WHAT TO DO> Rewrite the data from its first line up to and including the line containing "670, 287, 678]" as a Markdown table with the columns "Row" and "Entry", numbering each row and skipping blank lines.

PROVIDED DATA>
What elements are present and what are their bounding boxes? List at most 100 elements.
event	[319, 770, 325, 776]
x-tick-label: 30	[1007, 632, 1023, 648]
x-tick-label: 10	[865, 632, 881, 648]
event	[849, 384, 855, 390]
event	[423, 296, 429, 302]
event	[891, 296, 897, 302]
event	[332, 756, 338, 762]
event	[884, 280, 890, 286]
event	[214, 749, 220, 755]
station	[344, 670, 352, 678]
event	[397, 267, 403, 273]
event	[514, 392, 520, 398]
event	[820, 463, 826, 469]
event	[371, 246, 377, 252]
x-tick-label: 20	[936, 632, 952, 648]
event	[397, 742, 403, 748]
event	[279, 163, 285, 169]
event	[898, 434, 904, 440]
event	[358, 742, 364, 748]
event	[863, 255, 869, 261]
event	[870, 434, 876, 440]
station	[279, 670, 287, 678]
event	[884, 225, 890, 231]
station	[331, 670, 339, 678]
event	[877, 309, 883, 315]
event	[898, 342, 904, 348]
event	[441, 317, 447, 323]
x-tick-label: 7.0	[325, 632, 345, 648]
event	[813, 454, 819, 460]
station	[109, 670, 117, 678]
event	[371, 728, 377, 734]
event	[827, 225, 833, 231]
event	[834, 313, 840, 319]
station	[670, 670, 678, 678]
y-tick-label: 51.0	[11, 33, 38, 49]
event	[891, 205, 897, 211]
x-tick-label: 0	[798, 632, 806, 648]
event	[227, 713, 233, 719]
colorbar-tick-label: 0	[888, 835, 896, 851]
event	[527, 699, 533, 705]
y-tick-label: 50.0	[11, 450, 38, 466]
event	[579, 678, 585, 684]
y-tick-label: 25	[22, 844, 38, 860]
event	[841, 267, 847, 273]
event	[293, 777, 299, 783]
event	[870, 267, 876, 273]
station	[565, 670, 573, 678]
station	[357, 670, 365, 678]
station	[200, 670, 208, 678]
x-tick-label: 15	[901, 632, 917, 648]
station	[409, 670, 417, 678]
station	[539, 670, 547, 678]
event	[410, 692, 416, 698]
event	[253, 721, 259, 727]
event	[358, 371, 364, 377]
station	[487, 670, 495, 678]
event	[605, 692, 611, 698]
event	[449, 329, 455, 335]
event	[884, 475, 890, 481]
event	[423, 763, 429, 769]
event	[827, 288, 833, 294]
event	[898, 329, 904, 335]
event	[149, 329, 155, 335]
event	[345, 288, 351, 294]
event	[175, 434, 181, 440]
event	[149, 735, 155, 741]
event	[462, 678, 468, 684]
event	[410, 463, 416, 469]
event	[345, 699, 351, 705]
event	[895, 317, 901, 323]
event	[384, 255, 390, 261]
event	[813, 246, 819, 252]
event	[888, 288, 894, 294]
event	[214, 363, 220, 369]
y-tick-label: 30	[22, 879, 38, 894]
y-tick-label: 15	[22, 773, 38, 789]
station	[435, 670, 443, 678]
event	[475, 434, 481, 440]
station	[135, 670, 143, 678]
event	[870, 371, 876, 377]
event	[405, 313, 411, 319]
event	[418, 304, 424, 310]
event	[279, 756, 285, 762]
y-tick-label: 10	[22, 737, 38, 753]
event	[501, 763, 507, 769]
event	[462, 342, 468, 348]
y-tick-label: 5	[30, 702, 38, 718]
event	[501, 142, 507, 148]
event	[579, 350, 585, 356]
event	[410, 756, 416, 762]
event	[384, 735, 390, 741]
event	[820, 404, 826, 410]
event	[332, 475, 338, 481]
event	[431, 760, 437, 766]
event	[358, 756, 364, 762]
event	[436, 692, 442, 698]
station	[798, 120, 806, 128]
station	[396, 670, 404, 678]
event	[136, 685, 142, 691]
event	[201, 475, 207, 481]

THE OUTPUT>
| Row | Entry |
|---|---|
| 1 | What elements are present and what are their bounding boxes? List at most 100 elements. |
| 2 | event	[319, 770, 325, 776] |
| 3 | x-tick-label: 30	[1007, 632, 1023, 648] |
| 4 | x-tick-label: 10	[865, 632, 881, 648] |
| 5 | event	[849, 384, 855, 390] |
| 6 | event	[423, 296, 429, 302] |
| 7 | event	[891, 296, 897, 302] |
| 8 | event	[332, 756, 338, 762] |
| 9 | event	[884, 280, 890, 286] |
| 10 | event	[214, 749, 220, 755] |
| 11 | station	[344, 670, 352, 678] |
| 12 | event	[397, 267, 403, 273] |
| 13 | event	[514, 392, 520, 398] |
| 14 | event	[820, 463, 826, 469] |
| 15 | event	[371, 246, 377, 252] |
| 16 | x-tick-label: 20	[936, 632, 952, 648] |
| 17 | event	[397, 742, 403, 748] |
| 18 | event	[279, 163, 285, 169] |
| 19 | event	[898, 434, 904, 440] |
| 20 | event	[358, 742, 364, 748] |
| 21 | event	[863, 255, 869, 261] |
| 22 | event	[870, 434, 876, 440] |
| 23 | station	[279, 670, 287, 678] |